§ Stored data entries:
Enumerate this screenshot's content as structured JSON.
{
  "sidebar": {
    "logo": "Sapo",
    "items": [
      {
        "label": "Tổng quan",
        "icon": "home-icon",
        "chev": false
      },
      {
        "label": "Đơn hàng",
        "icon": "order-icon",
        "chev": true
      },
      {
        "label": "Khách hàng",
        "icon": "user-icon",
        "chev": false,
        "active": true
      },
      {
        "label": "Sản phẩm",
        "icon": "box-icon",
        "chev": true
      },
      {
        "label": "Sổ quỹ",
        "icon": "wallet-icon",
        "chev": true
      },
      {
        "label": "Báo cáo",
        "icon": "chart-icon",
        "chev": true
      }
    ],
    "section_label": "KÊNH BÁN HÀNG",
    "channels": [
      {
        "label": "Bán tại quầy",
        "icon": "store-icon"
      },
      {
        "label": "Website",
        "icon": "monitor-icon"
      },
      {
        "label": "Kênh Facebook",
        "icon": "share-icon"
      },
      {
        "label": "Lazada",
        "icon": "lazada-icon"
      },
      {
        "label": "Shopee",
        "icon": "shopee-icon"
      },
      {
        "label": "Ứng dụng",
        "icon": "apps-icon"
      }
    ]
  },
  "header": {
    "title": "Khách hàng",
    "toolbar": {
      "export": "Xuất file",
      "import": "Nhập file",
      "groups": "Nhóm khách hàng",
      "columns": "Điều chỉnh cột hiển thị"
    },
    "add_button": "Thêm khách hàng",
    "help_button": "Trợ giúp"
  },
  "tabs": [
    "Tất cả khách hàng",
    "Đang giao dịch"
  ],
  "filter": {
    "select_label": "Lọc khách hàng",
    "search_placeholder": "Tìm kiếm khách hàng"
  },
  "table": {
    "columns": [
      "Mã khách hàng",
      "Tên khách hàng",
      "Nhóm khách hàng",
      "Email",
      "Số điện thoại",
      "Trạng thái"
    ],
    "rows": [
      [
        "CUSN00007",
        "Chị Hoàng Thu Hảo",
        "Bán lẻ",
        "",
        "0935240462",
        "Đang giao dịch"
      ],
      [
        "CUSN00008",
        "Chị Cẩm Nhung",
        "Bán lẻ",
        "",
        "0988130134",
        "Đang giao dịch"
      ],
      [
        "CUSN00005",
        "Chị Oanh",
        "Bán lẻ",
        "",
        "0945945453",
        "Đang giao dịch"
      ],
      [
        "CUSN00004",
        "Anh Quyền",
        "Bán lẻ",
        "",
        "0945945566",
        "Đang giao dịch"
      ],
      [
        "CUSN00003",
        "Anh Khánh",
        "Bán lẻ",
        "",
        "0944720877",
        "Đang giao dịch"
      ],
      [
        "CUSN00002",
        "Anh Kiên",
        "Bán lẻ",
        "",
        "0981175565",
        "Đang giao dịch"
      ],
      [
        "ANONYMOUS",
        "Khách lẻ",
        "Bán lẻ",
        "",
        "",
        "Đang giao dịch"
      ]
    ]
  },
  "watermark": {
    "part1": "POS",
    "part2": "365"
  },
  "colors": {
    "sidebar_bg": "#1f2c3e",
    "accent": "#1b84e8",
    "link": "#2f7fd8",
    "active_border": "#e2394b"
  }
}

* * *

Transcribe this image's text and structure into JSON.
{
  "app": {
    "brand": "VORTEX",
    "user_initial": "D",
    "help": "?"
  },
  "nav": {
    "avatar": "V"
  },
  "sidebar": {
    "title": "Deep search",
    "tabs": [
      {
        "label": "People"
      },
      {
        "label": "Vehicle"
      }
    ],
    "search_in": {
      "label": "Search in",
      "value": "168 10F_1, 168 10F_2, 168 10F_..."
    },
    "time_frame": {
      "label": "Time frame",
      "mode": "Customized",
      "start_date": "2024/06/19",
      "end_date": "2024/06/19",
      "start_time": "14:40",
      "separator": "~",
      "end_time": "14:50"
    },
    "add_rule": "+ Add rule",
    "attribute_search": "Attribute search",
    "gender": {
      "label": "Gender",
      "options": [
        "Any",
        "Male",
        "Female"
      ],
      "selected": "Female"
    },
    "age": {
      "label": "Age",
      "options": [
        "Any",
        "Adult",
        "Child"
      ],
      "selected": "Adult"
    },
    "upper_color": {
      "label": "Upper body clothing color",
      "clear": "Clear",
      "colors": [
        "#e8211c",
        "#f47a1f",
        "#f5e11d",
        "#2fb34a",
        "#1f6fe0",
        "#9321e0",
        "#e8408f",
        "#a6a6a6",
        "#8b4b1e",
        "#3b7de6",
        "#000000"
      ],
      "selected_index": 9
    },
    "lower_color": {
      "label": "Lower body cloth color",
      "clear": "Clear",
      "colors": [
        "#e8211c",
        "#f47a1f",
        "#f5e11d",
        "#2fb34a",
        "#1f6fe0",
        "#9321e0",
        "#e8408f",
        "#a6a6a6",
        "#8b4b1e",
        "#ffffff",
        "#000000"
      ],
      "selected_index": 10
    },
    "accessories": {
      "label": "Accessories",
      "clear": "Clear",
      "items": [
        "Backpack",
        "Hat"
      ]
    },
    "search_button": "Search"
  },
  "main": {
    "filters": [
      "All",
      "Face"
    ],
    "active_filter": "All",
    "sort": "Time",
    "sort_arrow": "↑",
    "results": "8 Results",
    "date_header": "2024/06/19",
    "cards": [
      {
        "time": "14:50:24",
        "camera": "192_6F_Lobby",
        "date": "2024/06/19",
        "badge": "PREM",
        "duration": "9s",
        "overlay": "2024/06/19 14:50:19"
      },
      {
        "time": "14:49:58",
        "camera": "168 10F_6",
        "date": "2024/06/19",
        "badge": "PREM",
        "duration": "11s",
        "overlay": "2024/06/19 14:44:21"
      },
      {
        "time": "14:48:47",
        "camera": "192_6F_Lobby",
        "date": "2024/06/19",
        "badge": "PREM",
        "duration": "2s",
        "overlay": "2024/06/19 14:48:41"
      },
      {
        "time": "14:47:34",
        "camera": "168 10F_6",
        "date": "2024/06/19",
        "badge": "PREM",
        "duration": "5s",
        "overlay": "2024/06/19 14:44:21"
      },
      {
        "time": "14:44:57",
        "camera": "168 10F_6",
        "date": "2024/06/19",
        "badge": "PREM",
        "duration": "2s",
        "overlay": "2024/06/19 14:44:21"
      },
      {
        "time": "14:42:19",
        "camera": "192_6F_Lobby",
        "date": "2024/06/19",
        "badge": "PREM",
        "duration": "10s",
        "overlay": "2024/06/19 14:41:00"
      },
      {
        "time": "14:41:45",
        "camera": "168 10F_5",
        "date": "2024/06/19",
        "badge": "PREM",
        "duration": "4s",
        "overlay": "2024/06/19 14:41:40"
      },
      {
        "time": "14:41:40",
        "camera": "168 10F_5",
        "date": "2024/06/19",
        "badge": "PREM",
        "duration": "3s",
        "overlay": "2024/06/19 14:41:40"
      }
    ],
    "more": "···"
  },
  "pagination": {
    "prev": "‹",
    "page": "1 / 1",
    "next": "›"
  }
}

§ Request: Count every line in the entries above where the word "columns" appears; respond with the number alone.

§ Solution to this problem: 2